▶ _SUPPLIED MATERIAL_:
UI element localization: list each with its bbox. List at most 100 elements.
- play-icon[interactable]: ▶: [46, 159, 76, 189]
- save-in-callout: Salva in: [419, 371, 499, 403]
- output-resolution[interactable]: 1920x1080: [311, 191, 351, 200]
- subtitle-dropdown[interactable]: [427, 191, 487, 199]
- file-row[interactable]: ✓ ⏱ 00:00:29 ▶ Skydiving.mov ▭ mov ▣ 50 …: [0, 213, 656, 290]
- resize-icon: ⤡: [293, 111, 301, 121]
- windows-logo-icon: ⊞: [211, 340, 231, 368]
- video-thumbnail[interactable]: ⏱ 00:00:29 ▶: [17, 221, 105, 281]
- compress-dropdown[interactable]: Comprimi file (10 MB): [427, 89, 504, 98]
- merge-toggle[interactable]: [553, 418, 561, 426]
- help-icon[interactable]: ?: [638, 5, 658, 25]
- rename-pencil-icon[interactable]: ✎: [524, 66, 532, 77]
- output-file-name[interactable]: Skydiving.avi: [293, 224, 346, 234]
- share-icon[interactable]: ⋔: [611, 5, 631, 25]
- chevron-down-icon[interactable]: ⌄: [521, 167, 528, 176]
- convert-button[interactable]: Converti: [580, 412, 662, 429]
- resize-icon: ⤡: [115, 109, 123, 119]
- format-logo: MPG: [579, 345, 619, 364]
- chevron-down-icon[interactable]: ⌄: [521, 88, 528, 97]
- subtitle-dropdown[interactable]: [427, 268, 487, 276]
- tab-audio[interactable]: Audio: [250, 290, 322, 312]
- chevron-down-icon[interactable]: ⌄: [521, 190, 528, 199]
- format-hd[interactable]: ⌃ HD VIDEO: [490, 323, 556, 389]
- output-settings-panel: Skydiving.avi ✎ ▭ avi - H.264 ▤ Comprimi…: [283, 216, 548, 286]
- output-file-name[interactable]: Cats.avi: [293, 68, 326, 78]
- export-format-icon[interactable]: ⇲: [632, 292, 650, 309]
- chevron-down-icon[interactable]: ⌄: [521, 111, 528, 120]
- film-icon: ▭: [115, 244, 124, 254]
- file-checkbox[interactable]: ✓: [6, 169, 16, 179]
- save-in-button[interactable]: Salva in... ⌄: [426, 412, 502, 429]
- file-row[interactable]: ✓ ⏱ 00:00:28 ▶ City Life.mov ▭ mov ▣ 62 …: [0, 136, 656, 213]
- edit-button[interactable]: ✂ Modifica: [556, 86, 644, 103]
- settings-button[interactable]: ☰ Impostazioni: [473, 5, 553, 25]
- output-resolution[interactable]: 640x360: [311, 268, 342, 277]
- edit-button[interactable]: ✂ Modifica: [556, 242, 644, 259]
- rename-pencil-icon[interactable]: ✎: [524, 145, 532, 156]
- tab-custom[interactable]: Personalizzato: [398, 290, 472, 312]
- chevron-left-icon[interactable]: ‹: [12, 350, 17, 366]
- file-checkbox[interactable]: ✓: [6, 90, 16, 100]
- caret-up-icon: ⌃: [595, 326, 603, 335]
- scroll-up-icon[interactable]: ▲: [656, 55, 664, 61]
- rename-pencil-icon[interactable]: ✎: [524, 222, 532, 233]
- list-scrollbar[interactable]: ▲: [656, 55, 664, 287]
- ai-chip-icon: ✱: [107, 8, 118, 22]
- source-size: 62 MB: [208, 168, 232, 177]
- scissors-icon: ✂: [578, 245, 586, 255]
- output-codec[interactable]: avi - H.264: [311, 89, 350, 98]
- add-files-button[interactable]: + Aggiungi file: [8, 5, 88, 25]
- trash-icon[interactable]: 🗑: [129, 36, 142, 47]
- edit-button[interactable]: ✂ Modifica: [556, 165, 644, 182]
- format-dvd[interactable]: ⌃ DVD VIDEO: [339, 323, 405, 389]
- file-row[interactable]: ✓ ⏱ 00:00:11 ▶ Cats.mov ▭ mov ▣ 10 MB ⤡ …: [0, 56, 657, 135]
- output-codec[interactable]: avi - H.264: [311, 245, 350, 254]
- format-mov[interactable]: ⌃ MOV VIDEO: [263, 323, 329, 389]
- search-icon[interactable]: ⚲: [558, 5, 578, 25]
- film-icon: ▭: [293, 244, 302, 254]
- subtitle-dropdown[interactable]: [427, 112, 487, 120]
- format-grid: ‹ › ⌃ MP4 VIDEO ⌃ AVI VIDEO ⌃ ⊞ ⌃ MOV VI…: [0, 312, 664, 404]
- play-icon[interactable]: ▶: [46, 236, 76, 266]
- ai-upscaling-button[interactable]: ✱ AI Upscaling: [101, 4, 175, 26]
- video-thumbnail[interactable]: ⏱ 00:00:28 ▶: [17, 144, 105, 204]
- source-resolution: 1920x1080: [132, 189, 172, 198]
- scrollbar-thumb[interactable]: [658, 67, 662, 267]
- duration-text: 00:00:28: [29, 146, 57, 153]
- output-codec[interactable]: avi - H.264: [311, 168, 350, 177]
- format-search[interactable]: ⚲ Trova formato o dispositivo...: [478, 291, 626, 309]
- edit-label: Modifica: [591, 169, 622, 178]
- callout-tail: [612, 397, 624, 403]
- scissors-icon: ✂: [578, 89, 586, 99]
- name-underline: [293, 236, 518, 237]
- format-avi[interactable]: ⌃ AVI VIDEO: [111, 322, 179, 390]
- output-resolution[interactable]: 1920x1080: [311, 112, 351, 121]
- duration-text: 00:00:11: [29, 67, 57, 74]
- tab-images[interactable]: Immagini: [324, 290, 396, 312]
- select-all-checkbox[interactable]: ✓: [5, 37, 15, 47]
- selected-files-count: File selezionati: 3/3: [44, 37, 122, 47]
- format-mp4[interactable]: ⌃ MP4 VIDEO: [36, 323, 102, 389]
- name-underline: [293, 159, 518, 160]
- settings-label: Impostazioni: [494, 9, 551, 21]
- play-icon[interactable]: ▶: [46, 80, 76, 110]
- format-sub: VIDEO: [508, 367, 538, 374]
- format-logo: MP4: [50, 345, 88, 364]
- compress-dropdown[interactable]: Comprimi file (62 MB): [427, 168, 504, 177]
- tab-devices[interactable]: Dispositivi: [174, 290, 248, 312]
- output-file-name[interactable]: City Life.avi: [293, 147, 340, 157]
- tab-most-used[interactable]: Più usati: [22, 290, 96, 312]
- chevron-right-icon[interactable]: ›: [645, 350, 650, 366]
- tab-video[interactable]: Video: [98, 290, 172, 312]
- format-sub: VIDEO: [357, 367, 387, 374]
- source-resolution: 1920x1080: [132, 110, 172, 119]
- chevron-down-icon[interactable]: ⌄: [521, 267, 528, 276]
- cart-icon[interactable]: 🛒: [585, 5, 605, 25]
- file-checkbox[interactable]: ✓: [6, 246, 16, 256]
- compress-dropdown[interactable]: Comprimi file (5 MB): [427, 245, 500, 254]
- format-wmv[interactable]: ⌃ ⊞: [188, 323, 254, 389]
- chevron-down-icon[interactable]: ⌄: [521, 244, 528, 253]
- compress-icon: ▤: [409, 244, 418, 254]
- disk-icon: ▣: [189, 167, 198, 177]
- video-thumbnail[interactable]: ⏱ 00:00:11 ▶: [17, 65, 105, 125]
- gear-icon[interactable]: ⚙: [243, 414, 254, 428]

▶ _WHAT IS NEEDED_:
Recast all of the data above as a numbered list, one line per item, leaving out any blank lines.

▶ _ANSWER FOR THIS EXERCISE_:
1. UI element localization: list each with its bbox. List at most 100 elements.
2. - play-icon[interactable]: ▶: [46, 159, 76, 189]
3. - save-in-callout: Salva in: [419, 371, 499, 403]
4. - output-resolution[interactable]: 1920x1080: [311, 191, 351, 200]
5. - subtitle-dropdown[interactable]: [427, 191, 487, 199]
6. - file-row[interactable]: ✓ ⏱ 00:00:29 ▶ Skydiving.mov ▭ mov ▣ 50 …: [0, 213, 656, 290]
7. - resize-icon: ⤡: [293, 111, 301, 121]
8. - windows-logo-icon: ⊞: [211, 340, 231, 368]
9. - video-thumbnail[interactable]: ⏱ 00:00:29 ▶: [17, 221, 105, 281]
10. - compress-dropdown[interactable]: Comprimi file (10 MB): [427, 89, 504, 98]
11. - merge-toggle[interactable]: [553, 418, 561, 426]
12. - help-icon[interactable]: ?: [638, 5, 658, 25]
13. - rename-pencil-icon[interactable]: ✎: [524, 66, 532, 77]
14. - output-file-name[interactable]: Skydiving.avi: [293, 224, 346, 234]
15. - share-icon[interactable]: ⋔: [611, 5, 631, 25]
16. - chevron-down-icon[interactable]: ⌄: [521, 167, 528, 176]
17. - convert-button[interactable]: Converti: [580, 412, 662, 429]
18. - resize-icon: ⤡: [115, 109, 123, 119]
19. - format-logo: MPG: [579, 345, 619, 364]
20. - chevron-down-icon[interactable]: ⌄: [521, 88, 528, 97]
21. - subtitle-dropdown[interactable]: [427, 268, 487, 276]
22. - tab-audio[interactable]: Audio: [250, 290, 322, 312]
23. - chevron-down-icon[interactable]: ⌄: [521, 190, 528, 199]
24. - format-hd[interactable]: ⌃ HD VIDEO: [490, 323, 556, 389]
25. - output-settings-panel: Skydiving.avi ✎ ▭ avi - H.264 ▤ Comprimi…: [283, 216, 548, 286]
26. - output-file-name[interactable]: Cats.avi: [293, 68, 326, 78]
27. - export-format-icon[interactable]: ⇲: [632, 292, 650, 309]
28. - chevron-down-icon[interactable]: ⌄: [521, 111, 528, 120]
29. - film-icon: ▭: [115, 244, 124, 254]
30. - file-checkbox[interactable]: ✓: [6, 169, 16, 179]
31. - save-in-button[interactable]: Salva in... ⌄: [426, 412, 502, 429]
32. - file-row[interactable]: ✓ ⏱ 00:00:28 ▶ City Life.mov ▭ mov ▣ 62 …: [0, 136, 656, 213]
33. - edit-button[interactable]: ✂ Modifica: [556, 86, 644, 103]
34. - settings-button[interactable]: ☰ Impostazioni: [473, 5, 553, 25]
35. - output-resolution[interactable]: 640x360: [311, 268, 342, 277]
36. - edit-button[interactable]: ✂ Modifica: [556, 242, 644, 259]
37. - rename-pencil-icon[interactable]: ✎: [524, 145, 532, 156]
38. - tab-custom[interactable]: Personalizzato: [398, 290, 472, 312]
39. - chevron-left-icon[interactable]: ‹: [12, 350, 17, 366]
40. - file-checkbox[interactable]: ✓: [6, 90, 16, 100]
41. - caret-up-icon: ⌃: [595, 326, 603, 335]
42. - scroll-up-icon[interactable]: ▲: [656, 55, 664, 61]
43. - rename-pencil-icon[interactable]: ✎: [524, 222, 532, 233]
44. - list-scrollbar[interactable]: ▲: [656, 55, 664, 287]
45. - ai-chip-icon: ✱: [107, 8, 118, 22]
46. - source-size: 62 MB: [208, 168, 232, 177]
47. - scissors-icon: ✂: [578, 245, 586, 255]
48. - output-codec[interactable]: avi - H.264: [311, 89, 350, 98]
49. - add-files-button[interactable]: + Aggiungi file: [8, 5, 88, 25]
50. - trash-icon[interactable]: 🗑: [129, 36, 142, 47]
51. - edit-button[interactable]: ✂ Modifica: [556, 165, 644, 182]
52. - format-dvd[interactable]: ⌃ DVD VIDEO: [339, 323, 405, 389]
53. - file-row[interactable]: ✓ ⏱ 00:00:11 ▶ Cats.mov ▭ mov ▣ 10 MB ⤡ …: [0, 56, 657, 135]
54. - output-codec[interactable]: avi - H.264: [311, 245, 350, 254]
55. - format-mov[interactable]: ⌃ MOV VIDEO: [263, 323, 329, 389]
56. - search-icon[interactable]: ⚲: [558, 5, 578, 25]
57. - film-icon: ▭: [293, 244, 302, 254]
58. - subtitle-dropdown[interactable]: [427, 112, 487, 120]
59. - format-grid: ‹ › ⌃ MP4 VIDEO ⌃ AVI VIDEO ⌃ ⊞ ⌃ MOV VI…: [0, 312, 664, 404]
60. - play-icon[interactable]: ▶: [46, 236, 76, 266]
61. - ai-upscaling-button[interactable]: ✱ AI Upscaling: [101, 4, 175, 26]
62. - video-thumbnail[interactable]: ⏱ 00:00:28 ▶: [17, 144, 105, 204]
63. - source-resolution: 1920x1080: [132, 189, 172, 198]
64. - scrollbar-thumb[interactable]: [658, 67, 662, 267]
65. - duration-text: 00:00:28: [29, 146, 57, 153]
66. - output-codec[interactable]: avi - H.264: [311, 168, 350, 177]
67. - format-search[interactable]: ⚲ Trova formato o dispositivo...: [478, 291, 626, 309]
68. - edit-label: Modifica: [591, 169, 622, 178]
69. - callout-tail: [612, 397, 624, 403]
70. - scissors-icon: ✂: [578, 89, 586, 99]
71. - name-underline: [293, 236, 518, 237]
72. - format-avi[interactable]: ⌃ AVI VIDEO: [111, 322, 179, 390]
73. - output-resolution[interactable]: 1920x1080: [311, 112, 351, 121]
74. - duration-text: 00:00:11: [29, 67, 57, 74]
75. - tab-images[interactable]: Immagini: [324, 290, 396, 312]
76. - select-all-checkbox[interactable]: ✓: [5, 37, 15, 47]
77. - selected-files-count: File selezionati: 3/3: [44, 37, 122, 47]
78. - format-mp4[interactable]: ⌃ MP4 VIDEO: [36, 323, 102, 389]
79. - name-underline: [293, 159, 518, 160]
80. - settings-label: Impostazioni: [494, 9, 551, 21]
81. - play-icon[interactable]: ▶: [46, 80, 76, 110]
82. - format-sub: VIDEO: [508, 367, 538, 374]
83. - format-logo: MP4: [50, 345, 88, 364]
84. - compress-dropdown[interactable]: Comprimi file (62 MB): [427, 168, 504, 177]
85. - tab-devices[interactable]: Dispositivi: [174, 290, 248, 312]
86. - output-file-name[interactable]: City Life.avi: [293, 147, 340, 157]
87. - tab-most-used[interactable]: Più usati: [22, 290, 96, 312]
88. - chevron-right-icon[interactable]: ›: [645, 350, 650, 366]
89. - tab-video[interactable]: Video: [98, 290, 172, 312]
90. - format-sub: VIDEO: [357, 367, 387, 374]
91. - source-resolution: 1920x1080: [132, 110, 172, 119]
92. - chevron-down-icon[interactable]: ⌄: [521, 267, 528, 276]
93. - cart-icon[interactable]: 🛒: [585, 5, 605, 25]
94. - file-checkbox[interactable]: ✓: [6, 246, 16, 256]
95. - compress-dropdown[interactable]: Comprimi file (5 MB): [427, 245, 500, 254]
96. - format-wmv[interactable]: ⌃ ⊞: [188, 323, 254, 389]
97. - chevron-down-icon[interactable]: ⌄: [521, 244, 528, 253]
98. - compress-icon: ▤: [409, 244, 418, 254]
99. - disk-icon: ▣: [189, 167, 198, 177]
100. - video-thumbnail[interactable]: ⏱ 00:00:11 ▶: [17, 65, 105, 125]
101. - gear-icon[interactable]: ⚙: [243, 414, 254, 428]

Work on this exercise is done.